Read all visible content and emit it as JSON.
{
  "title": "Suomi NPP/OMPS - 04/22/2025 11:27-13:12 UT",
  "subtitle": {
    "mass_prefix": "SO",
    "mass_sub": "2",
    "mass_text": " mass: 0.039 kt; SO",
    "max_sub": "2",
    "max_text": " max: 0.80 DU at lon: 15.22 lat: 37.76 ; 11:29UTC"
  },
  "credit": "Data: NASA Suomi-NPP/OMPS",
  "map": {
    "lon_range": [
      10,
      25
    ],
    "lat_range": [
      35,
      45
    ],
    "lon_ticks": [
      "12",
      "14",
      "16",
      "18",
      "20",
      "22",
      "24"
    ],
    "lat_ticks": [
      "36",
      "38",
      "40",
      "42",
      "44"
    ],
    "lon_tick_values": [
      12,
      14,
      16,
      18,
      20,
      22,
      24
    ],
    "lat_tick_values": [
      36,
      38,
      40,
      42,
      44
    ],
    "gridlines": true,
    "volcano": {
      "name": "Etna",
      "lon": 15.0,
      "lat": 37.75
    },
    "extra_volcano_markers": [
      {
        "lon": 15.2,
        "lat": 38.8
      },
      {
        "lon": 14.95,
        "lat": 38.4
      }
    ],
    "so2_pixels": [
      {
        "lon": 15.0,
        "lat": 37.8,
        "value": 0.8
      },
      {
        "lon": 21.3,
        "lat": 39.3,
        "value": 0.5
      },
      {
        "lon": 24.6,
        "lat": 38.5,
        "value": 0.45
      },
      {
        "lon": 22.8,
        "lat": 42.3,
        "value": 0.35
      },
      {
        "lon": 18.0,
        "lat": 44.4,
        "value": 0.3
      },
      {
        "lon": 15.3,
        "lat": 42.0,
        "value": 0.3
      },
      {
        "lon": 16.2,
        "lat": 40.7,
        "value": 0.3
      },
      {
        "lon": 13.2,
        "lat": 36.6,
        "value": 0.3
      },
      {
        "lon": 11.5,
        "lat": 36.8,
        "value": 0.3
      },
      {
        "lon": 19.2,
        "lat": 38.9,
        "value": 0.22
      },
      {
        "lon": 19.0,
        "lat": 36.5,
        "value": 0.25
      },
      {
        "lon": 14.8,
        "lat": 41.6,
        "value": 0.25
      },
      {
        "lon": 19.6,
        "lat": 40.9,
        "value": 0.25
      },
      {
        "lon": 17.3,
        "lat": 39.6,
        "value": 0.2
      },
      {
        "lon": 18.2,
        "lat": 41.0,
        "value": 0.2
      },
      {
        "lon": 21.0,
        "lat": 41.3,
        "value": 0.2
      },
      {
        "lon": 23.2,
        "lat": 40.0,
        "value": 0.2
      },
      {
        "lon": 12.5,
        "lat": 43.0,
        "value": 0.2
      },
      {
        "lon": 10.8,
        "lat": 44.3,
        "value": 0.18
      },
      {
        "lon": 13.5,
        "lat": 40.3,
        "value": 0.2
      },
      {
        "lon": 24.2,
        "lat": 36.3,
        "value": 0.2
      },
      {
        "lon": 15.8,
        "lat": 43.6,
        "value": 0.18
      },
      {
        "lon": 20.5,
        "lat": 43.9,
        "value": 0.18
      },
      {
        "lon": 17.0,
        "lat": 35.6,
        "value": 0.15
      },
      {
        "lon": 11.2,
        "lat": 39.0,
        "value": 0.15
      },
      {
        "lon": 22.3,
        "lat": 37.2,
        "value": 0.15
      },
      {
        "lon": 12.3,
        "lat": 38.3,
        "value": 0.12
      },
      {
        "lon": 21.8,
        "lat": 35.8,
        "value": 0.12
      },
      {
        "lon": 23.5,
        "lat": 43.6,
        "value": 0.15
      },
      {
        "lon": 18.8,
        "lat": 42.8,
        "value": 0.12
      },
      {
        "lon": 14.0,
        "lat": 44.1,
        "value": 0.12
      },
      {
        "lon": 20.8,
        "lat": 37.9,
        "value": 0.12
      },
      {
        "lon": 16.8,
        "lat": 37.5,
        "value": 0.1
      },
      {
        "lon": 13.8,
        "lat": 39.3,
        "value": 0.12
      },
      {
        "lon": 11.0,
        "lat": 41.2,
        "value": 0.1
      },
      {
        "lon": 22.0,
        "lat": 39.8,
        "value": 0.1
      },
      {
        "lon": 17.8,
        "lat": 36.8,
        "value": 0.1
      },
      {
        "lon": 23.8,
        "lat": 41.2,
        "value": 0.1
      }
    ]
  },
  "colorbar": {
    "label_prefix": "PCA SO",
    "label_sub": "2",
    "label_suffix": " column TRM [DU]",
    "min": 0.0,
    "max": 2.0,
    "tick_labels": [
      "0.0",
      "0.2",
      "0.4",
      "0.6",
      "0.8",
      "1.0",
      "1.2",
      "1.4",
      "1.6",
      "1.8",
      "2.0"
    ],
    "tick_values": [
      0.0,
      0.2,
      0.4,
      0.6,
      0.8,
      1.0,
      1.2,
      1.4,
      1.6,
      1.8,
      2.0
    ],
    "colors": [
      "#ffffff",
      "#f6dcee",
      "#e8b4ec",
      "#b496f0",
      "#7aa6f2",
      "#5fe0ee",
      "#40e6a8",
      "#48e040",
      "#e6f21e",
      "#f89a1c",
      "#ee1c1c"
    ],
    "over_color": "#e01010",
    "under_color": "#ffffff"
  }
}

----------------

*PROMPT*.
Report each line in the preceding entries that holds the string "Suomi".

*SOLVED PROBLEM*.
  "title": "Suomi NPP/OMPS - 04/22/2025 11:27-13:12 UT",
  "credit": "Data: NASA Suomi-NPP/OMPS",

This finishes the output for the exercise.